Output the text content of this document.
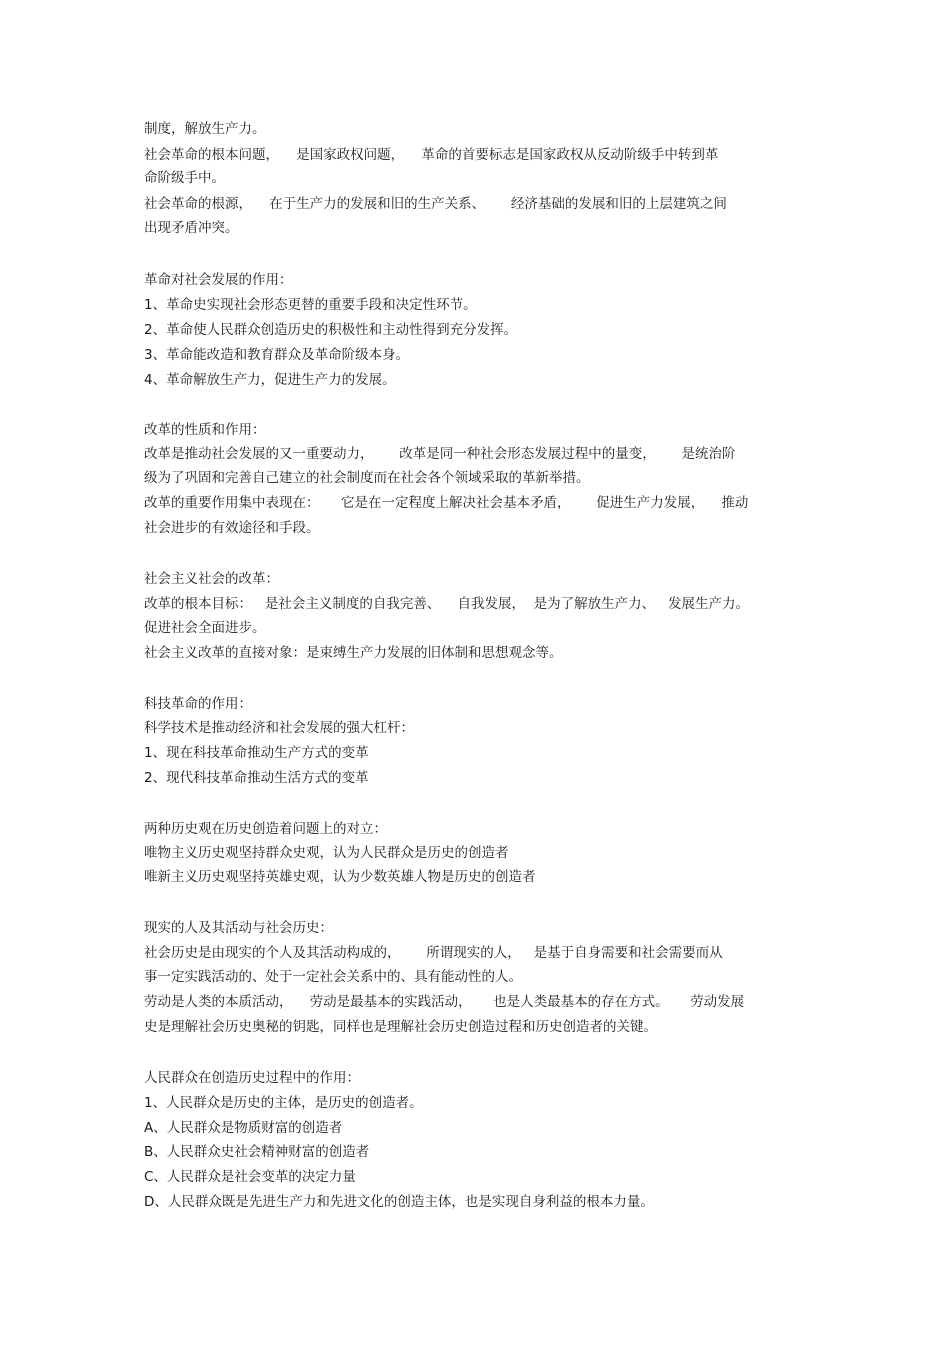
制度，解放生产力。
社会革命的根本问题，    是国家政权问题，    革命的首要标志是国家政权从反动阶级手中转到革
命阶级手中。
社会革命的根源，    在于生产力的发展和旧的生产关系、      经济基础的发展和旧的上层建筑之间
出现矛盾冲突。
革命对社会发展的作用：
1、革命史实现社会形态更替的重要手段和决定性环节。
2、革命使人民群众创造历史的积极性和主动性得到充分发挥。
3、革命能改造和教育群众及革命阶级本身。
4、革命解放生产力，促进生产力的发展。
改革的性质和作用：
改革是推动社会发展的又一重要动力，      改革是同一种社会形态发展过程中的量变，      是统治阶
级为了巩固和完善自己建立的社会制度而在社会各个领域采取的革新举措。
改革的重要作用集中表现在：     它是在一定程度上解决社会基本矛盾，      促进生产力发展，    推动
社会进步的有效途径和手段。
社会主义社会的改革：
改革的根本目标：   是社会主义制度的自我完善、    自我发展，  是为了解放生产力、   发展生产力。
促进社会全面进步。
社会主义改革的直接对象：是束缚生产力发展的旧体制和思想观念等。
科技革命的作用：
科学技术是推动经济和社会发展的强大杠杆：
1、现在科技革命推动生产方式的变革
2、现代科技革命推动生活方式的变革
两种历史观在历史创造着问题上的对立：
唯物主义历史观坚持群众史观，认为人民群众是历史的创造者
唯新主义历史观坚持英雄史观，认为少数英雄人物是历史的创造者
现实的人及其活动与社会历史：
社会历史是由现实的个人及其活动构成的，      所谓现实的人，   是基于自身需要和社会需要而从
事一定实践活动的、处于一定社会关系中的、具有能动性的人。
劳动是人类的本质活动，    劳动是最基本的实践活动，     也是人类最基本的存在方式。     劳动发展
史是理解社会历史奥秘的钥匙，同样也是理解社会历史创造过程和历史创造者的关键。
人民群众在创造历史过程中的作用：
1、人民群众是历史的主体，是历史的创造者。
A、人民群众是物质财富的创造者
B、人民群众史社会精神财富的创造者
C、人民群众是社会变革的决定力量
D、人民群众既是先进生产力和先进文化的创造主体，也是实现自身利益的根本力量。
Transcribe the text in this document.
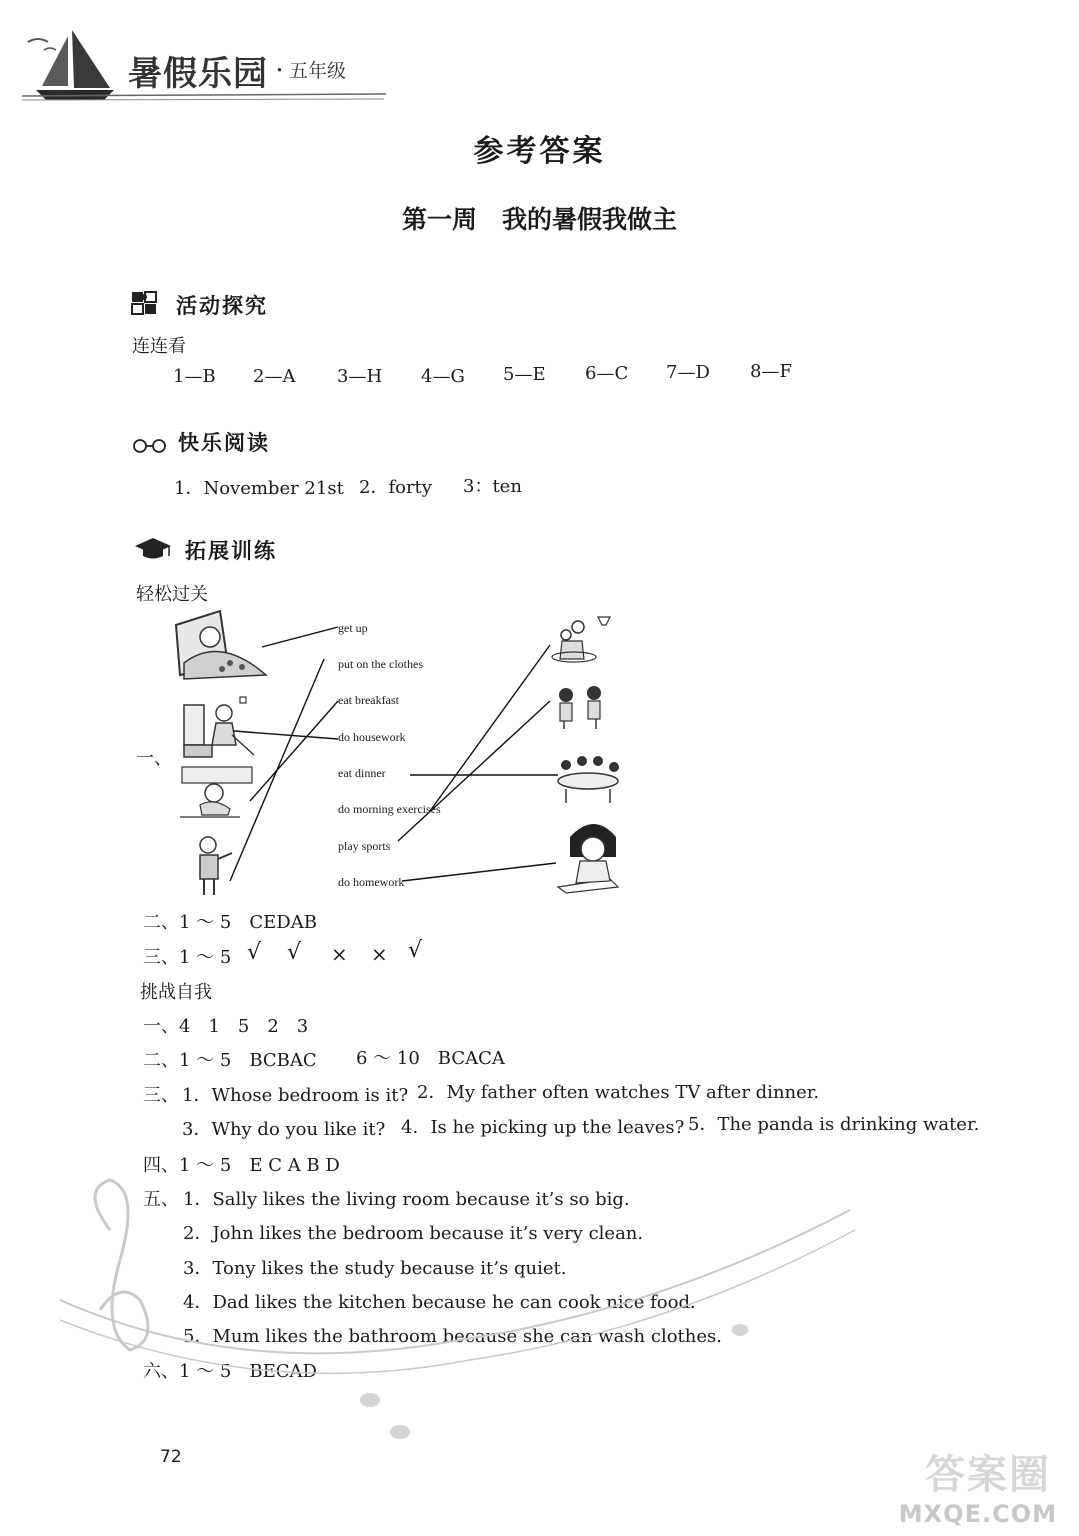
暑假乐园 ・五年级
参考答案
第一周　我的暑假我做主
活动探究
连连看
1—B 2—A 3—H 4—G 5—E 6—C 7—D 8—F
快乐阅读
1．November 21st 2．forty 3：ten
拓展训练
轻松过关
一、
get up
put on the clothes
eat breakfast
do housework
eat dinner
do morning exercises
play sports
do homework
二、1 ～ 5　CEDAB
三、1 ～ 5 √ √ × × √
挑战自我
一、4　1　5　2　3
二、1 ～ 5　BCBAC 6 ～ 10　BCACA
三、 1．Whose bedroom is it? 2．My father often watches TV after dinner.
3．Why do you like it? 4．Is he picking up the leaves? 5．The panda is drinking water.
四、1 ～ 5　E C A B D
五、 1．Sally likes the living room because it’s so big.
2．John likes the bedroom because it’s very clean.
3．Tony likes the study because it’s quiet.
4．Dad likes the kitchen because he can cook nice food.
5．Mum likes the bathroom because she can wash clothes.
六、1 ～ 5　BECAD
72	答案圈
MXQE.COM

=======

EXERCISE TASK: In your copy, repeat each record exactly and include no pictures.

ANSWER IN FULL:
Output the text content of this document.
制度，解放生产力。
社会革命的根本问题，    是国家政权问题，    革命的首要标志是国家政权从反动阶级手中转到革
命阶级手中。
社会革命的根源，    在于生产力的发展和旧的生产关系、      经济基础的发展和旧的上层建筑之间
出现矛盾冲突。
革命对社会发展的作用：
1、革命史实现社会形态更替的重要手段和决定性环节。
2、革命使人民群众创造历史的积极性和主动性得到充分发挥。
3、革命能改造和教育群众及革命阶级本身。
4、革命解放生产力，促进生产力的发展。
改革的性质和作用：
改革是推动社会发展的又一重要动力，      改革是同一种社会形态发展过程中的量变，      是统治阶
级为了巩固和完善自己建立的社会制度而在社会各个领域采取的革新举措。
改革的重要作用集中表现在：     它是在一定程度上解决社会基本矛盾，      促进生产力发展，    推动
社会进步的有效途径和手段。
社会主义社会的改革：
改革的根本目标：   是社会主义制度的自我完善、    自我发展，  是为了解放生产力、   发展生产力。
促进社会全面进步。
社会主义改革的直接对象：是束缚生产力发展的旧体制和思想观念等。
科技革命的作用：
科学技术是推动经济和社会发展的强大杠杆：
1、现在科技革命推动生产方式的变革
2、现代科技革命推动生活方式的变革
两种历史观在历史创造着问题上的对立：
唯物主义历史观坚持群众史观，认为人民群众是历史的创造者
唯新主义历史观坚持英雄史观，认为少数英雄人物是历史的创造者
现实的人及其活动与社会历史：
社会历史是由现实的个人及其活动构成的，      所谓现实的人，   是基于自身需要和社会需要而从
事一定实践活动的、处于一定社会关系中的、具有能动性的人。
劳动是人类的本质活动，    劳动是最基本的实践活动，     也是人类最基本的存在方式。     劳动发展
史是理解社会历史奥秘的钥匙，同样也是理解社会历史创造过程和历史创造者的关键。
人民群众在创造历史过程中的作用：
1、人民群众是历史的主体，是历史的创造者。
A、人民群众是物质财富的创造者
B、人民群众史社会精神财富的创造者
C、人民群众是社会变革的决定力量
D、人民群众既是先进生产力和先进文化的创造主体，也是实现自身利益的根本力量。
Transcribe the text in this document.
暑假乐园 ・五年级
参考答案
第一周　我的暑假我做主
活动探究
连连看
1—B 2—A 3—H 4—G 5—E 6—C 7—D 8—F
快乐阅读
1．November 21st 2．forty 3：ten
拓展训练
轻松过关
一、
get up
put on the clothes
eat breakfast
do housework
eat dinner
do morning exercises
play sports
do homework
二、1 ～ 5　CEDAB
三、1 ～ 5 √ √ × × √
挑战自我
一、4　1　5　2　3
二、1 ～ 5　BCBAC 6 ～ 10　BCACA
三、 1．Whose bedroom is it? 2．My father often watches TV after dinner.
3．Why do you like it? 4．Is he picking up the leaves? 5．The panda is drinking water.
四、1 ～ 5　E C A B D
五、 1．Sally likes the living room because it’s so big.
2．John likes the bedroom because it’s very clean.
3．Tony likes the study because it’s quiet.
4．Dad likes the kitchen because he can cook nice food.
5．Mum likes the bathroom because she can wash clothes.
六、1 ～ 5　BECAD
72	答案圈
MXQE.COM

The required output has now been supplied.